** Begin Records provided **

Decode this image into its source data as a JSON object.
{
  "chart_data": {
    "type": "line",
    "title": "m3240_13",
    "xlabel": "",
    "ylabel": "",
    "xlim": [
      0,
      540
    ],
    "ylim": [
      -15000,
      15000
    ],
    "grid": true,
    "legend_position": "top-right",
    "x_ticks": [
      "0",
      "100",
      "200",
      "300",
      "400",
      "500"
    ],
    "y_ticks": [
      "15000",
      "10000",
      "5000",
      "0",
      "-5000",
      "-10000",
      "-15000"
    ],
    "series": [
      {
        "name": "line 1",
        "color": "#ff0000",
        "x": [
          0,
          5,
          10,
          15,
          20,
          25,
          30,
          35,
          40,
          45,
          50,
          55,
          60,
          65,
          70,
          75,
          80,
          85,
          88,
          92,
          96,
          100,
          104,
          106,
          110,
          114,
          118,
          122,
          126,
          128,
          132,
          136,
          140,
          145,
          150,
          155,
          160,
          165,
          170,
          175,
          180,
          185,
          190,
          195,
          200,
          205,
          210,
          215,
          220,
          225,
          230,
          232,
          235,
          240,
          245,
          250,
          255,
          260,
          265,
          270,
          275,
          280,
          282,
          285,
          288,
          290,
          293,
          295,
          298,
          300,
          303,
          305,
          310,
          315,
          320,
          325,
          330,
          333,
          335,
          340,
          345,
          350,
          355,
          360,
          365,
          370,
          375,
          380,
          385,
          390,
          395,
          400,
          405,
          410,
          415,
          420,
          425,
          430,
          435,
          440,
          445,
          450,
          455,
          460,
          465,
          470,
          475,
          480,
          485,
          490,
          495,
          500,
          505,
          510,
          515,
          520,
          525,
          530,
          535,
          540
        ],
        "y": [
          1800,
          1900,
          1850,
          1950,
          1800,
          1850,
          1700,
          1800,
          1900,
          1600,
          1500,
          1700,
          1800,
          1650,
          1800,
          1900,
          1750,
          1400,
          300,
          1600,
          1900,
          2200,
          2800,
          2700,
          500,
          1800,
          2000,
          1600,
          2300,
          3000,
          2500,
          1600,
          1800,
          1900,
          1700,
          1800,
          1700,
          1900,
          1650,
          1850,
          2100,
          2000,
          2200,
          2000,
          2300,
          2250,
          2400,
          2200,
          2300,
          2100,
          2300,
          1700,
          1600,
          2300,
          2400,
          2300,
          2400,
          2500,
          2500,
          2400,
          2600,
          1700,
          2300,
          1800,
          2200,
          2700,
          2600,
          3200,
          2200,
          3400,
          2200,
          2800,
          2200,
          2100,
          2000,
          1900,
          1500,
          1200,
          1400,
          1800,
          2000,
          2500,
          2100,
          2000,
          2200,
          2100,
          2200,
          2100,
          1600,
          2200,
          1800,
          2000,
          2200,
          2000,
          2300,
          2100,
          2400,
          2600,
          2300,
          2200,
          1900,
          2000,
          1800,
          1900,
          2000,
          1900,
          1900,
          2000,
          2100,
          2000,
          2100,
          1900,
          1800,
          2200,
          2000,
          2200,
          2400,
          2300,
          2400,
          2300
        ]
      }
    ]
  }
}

** End Records provided **

Written task = Extract every record and return it verbatim.

Response =
Decode this image into its source data as a JSON object.
{
  "chart_data": {
    "type": "line",
    "title": "m3240_13",
    "xlabel": "",
    "ylabel": "",
    "xlim": [
      0,
      540
    ],
    "ylim": [
      -15000,
      15000
    ],
    "grid": true,
    "legend_position": "top-right",
    "x_ticks": [
      "0",
      "100",
      "200",
      "300",
      "400",
      "500"
    ],
    "y_ticks": [
      "15000",
      "10000",
      "5000",
      "0",
      "-5000",
      "-10000",
      "-15000"
    ],
    "series": [
      {
        "name": "line 1",
        "color": "#ff0000",
        "x": [
          0,
          5,
          10,
          15,
          20,
          25,
          30,
          35,
          40,
          45,
          50,
          55,
          60,
          65,
          70,
          75,
          80,
          85,
          88,
          92,
          96,
          100,
          104,
          106,
          110,
          114,
          118,
          122,
          126,
          128,
          132,
          136,
          140,
          145,
          150,
          155,
          160,
          165,
          170,
          175,
          180,
          185,
          190,
          195,
          200,
          205,
          210,
          215,
          220,
          225,
          230,
          232,
          235,
          240,
          245,
          250,
          255,
          260,
          265,
          270,
          275,
          280,
          282,
          285,
          288,
          290,
          293,
          295,
          298,
          300,
          303,
          305,
          310,
          315,
          320,
          325,
          330,
          333,
          335,
          340,
          345,
          350,
          355,
          360,
          365,
          370,
          375,
          380,
          385,
          390,
          395,
          400,
          405,
          410,
          415,
          420,
          425,
          430,
          435,
          440,
          445,
          450,
          455,
          460,
          465,
          470,
          475,
          480,
          485,
          490,
          495,
          500,
          505,
          510,
          515,
          520,
          525,
          530,
          535,
          540
        ],
        "y": [
          1800,
          1900,
          1850,
          1950,
          1800,
          1850,
          1700,
          1800,
          1900,
          1600,
          1500,
          1700,
          1800,
          1650,
          1800,
          1900,
          1750,
          1400,
          300,
          1600,
          1900,
          2200,
          2800,
          2700,
          500,
          1800,
          2000,
          1600,
          2300,
          3000,
          2500,
          1600,
          1800,
          1900,
          1700,
          1800,
          1700,
          1900,
          1650,
          1850,
          2100,
          2000,
          2200,
          2000,
          2300,
          2250,
          2400,
          2200,
          2300,
          2100,
          2300,
          1700,
          1600,
          2300,
          2400,
          2300,
          2400,
          2500,
          2500,
          2400,
          2600,
          1700,
          2300,
          1800,
          2200,
          2700,
          2600,
          3200,
          2200,
          3400,
          2200,
          2800,
          2200,
          2100,
          2000,
          1900,
          1500,
          1200,
          1400,
          1800,
          2000,
          2500,
          2100,
          2000,
          2200,
          2100,
          2200,
          2100,
          1600,
          2200,
          1800,
          2000,
          2200,
          2000,
          2300,
          2100,
          2400,
          2600,
          2300,
          2200,
          1900,
          2000,
          1800,
          1900,
          2000,
          1900,
          1900,
          2000,
          2100,
          2000,
          2100,
          1900,
          1800,
          2200,
          2000,
          2200,
          2400,
          2300,
          2400,
          2300
        ]
      }
    ]
  }
}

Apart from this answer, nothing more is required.